Compito proposto
Prosegua il testo sui patrioti detenuti allo Spielberg, riprendendo subito dopo l'ultima frase riportata.

Testo riportato
----------------
La storia di Silvio Pellico, originario di Saluzzo e degli altri patrioti risorgimentali rinchiusi nelle prigioni asburgiche.

Sentenza di condanna di Pellico e Maroncelli del Tribunale di Venezia (21 febbraio 1822)

Sentenza di condanna di Pellico e
Maroncelli del Tribunale di Venezia
(21 febbraio 1822) Museo Risorgimento Milano

La vicenda di Silvio Pellico e degli altri patrioti risorgimentali rinchiusi nella fortezza dello Spielberg, situata presso la città morava di Brno, corre parallela a quella dei detenuti politici sabaudi. Oltre al processo contro Pellico e l’amico Piero Maroncelli vengono qui rievocati altri personaggi della detenzione politica nell’Impero asburgico accomunati al saluzzese dalla relegazione allo Spielberg.
Tutti i personaggi qui ricordati ebbero in comune l’aver scritto le loro memorie carcerarie anche in seguito all’enorme successo avuto da Le mie prigioni. Tali scritti rappresentano l’utile complemento alla ricostruzione di Pellico della vita all’interno dello Spielberg, ricostruzione che è stata talora accusata di aver edulcorato la crudeltà del regime detentivo asburgico e dei guardiani allo scopo di celebrare la superiorità del perdono cristiano.

Acquerello anonimo dell’amputazione a Piero Maroncelli (Museo Risorgimento Milano)

Acquerello anonimo dell’amputazione a Piero Maroncelli (Museo Risorgimento Milano)

L’abate Wrba, nostro confessore (succeduto a Paulowich), venne ad amministrare i sacramenti all’infelice.
Adempiuto questo atto di religione, aspettavamo i chirurgi, e non comparivano. Maroncelli si mise ancora a cantare un inno. I chirurgi vennero alfine: erano due. Uno, quello ordinario della casa, cioè il nostro barbiere, ed egli, quando occorrevano operazioni, aveva il diritto di farle di sua mano e non volea cederne l’onore ad altri. L’altro era un giovane chirurgo, allievo della scuola di Vienna, e già godente fama di molta abilità. Questi, mandato dal governatore per assistere all’operazione e dirigerla, avrebbe voluto farla egli stesso, ma gli convenne contentarsi di vegliare all’esecuzione.
----------------
[Record tratti da un dataset]
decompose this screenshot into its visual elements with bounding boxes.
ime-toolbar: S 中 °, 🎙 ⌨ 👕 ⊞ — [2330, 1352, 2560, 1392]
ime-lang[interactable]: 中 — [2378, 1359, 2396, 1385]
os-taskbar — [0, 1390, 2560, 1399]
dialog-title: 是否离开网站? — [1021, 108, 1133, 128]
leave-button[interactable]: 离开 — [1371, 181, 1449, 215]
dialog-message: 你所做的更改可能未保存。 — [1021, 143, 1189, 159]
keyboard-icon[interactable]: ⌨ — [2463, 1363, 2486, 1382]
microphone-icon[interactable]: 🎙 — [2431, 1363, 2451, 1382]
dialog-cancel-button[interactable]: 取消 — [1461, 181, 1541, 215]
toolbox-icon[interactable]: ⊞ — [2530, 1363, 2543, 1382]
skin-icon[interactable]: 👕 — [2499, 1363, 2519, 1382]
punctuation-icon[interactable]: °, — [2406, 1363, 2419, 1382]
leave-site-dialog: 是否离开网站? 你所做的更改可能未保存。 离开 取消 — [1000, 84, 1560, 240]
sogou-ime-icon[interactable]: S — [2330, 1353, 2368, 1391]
----------------
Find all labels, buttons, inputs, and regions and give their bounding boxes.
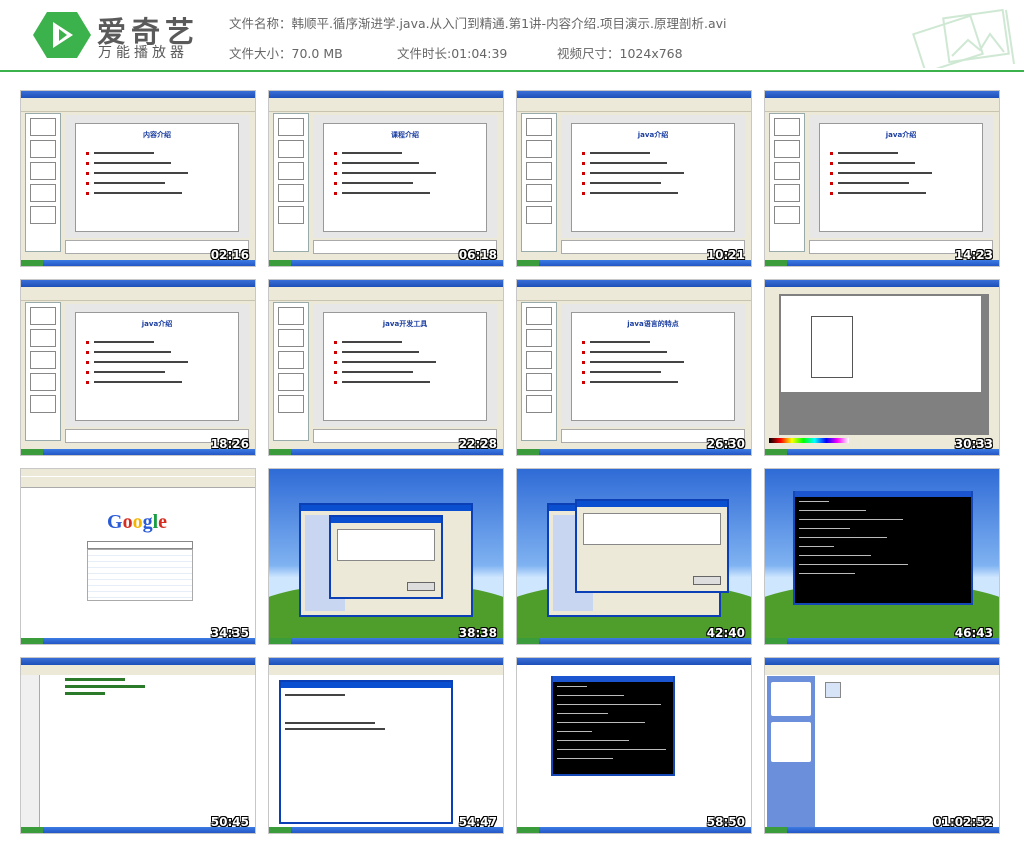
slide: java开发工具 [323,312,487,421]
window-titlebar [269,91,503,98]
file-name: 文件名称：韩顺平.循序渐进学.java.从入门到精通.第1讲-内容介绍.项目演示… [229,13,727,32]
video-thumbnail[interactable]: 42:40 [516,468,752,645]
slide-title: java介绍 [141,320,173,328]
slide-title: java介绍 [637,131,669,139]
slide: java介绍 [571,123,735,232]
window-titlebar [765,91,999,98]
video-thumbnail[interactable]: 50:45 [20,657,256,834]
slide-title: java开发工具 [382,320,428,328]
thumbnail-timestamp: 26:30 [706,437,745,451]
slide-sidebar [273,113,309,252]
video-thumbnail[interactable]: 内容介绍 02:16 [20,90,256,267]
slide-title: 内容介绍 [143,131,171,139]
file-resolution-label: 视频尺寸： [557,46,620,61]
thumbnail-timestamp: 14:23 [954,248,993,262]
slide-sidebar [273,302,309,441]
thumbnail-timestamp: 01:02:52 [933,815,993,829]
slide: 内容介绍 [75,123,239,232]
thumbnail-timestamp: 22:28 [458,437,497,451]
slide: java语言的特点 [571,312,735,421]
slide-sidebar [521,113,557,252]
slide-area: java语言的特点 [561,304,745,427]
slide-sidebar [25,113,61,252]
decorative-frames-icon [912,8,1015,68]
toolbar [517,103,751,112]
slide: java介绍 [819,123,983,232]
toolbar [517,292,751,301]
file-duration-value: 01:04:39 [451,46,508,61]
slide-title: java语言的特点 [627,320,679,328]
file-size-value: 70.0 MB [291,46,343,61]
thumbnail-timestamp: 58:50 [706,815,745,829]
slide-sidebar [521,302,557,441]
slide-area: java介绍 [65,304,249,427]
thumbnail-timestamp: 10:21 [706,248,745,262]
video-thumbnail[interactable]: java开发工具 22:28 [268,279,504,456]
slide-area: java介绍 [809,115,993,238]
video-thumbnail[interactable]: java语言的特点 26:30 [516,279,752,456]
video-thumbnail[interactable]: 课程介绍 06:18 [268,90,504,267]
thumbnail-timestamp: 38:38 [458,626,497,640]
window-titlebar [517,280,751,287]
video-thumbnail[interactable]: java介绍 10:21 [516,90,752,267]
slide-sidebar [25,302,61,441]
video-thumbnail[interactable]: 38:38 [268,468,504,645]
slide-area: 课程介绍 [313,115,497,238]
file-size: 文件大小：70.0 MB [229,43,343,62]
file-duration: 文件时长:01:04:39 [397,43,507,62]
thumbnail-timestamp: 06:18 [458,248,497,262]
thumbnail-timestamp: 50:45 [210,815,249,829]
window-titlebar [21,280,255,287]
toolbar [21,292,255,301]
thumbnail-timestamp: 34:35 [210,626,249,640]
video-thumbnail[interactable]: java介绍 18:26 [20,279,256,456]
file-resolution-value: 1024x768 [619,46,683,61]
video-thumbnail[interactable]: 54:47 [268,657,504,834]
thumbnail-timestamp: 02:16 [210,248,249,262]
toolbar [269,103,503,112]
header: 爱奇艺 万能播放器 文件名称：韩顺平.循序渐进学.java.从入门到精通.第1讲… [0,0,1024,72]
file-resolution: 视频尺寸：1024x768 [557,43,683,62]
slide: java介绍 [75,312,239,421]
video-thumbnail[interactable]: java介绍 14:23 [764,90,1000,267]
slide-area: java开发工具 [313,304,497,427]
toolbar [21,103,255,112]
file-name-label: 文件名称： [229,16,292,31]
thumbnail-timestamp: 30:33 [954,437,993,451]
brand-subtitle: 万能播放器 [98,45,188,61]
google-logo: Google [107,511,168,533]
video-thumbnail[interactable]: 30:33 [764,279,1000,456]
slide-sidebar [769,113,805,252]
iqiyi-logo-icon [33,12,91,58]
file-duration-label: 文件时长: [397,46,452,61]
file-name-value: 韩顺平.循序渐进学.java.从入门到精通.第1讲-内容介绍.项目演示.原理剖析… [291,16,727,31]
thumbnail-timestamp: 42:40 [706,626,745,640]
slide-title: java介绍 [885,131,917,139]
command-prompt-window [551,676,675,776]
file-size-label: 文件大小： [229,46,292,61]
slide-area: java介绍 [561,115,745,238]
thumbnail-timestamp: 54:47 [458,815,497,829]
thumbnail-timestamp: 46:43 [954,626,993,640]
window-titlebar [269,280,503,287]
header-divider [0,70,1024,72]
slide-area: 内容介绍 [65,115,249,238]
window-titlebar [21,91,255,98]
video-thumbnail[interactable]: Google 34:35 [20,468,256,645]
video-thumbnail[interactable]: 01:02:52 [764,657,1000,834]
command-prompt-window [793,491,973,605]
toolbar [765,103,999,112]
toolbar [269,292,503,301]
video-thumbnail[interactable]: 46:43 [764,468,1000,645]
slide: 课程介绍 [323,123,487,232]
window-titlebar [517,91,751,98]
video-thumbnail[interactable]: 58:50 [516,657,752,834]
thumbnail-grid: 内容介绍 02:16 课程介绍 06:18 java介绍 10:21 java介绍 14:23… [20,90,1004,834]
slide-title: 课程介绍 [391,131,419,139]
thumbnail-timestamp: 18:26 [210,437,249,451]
----------------
Risposta finale
Il malato fu seduto sulla sponda del letto colle gambe giù: io lo tenea fra le mie braccia. Al di sopra del ginocchio, dove la coscia cominciava ad esser sana, fu stretto un legaccio, segno del giro che dovea fare il coltello. Il vecchio chirurgo tagliò tutto intorno, la profondità d’un dito; poi tirò in su la pelle tagliata, e continuò il taglio sui muscoli scorticati. Il sangue fluiva a torrenti dalle arterie, ma queste vennero tosto legate con filo di seta.
Per ultimo, si segò l’osso. Maroncelli non mise un grido. Quando vide che gli portavano via la gamba tagliata, le diede un’occhiata di compassione, poi, voltosi al chirurgo operatore, gli disse: «Ella m’ha liberato d’un nemico, e non ho modo di rimunerarnela». V’era in un bicchiere sopra la finestra una rosa. «Ti prego di portarmi quella rosa» mi disse. Gliela portai. Ed ei l’offerse al vecchio chirurgo, dicendogli: «Non ho altro a presentarle in testimonianza della mia gratitudine.» Quegli prese la rosa, e pianse. (S. Pellico Le mie prigioni, 1832)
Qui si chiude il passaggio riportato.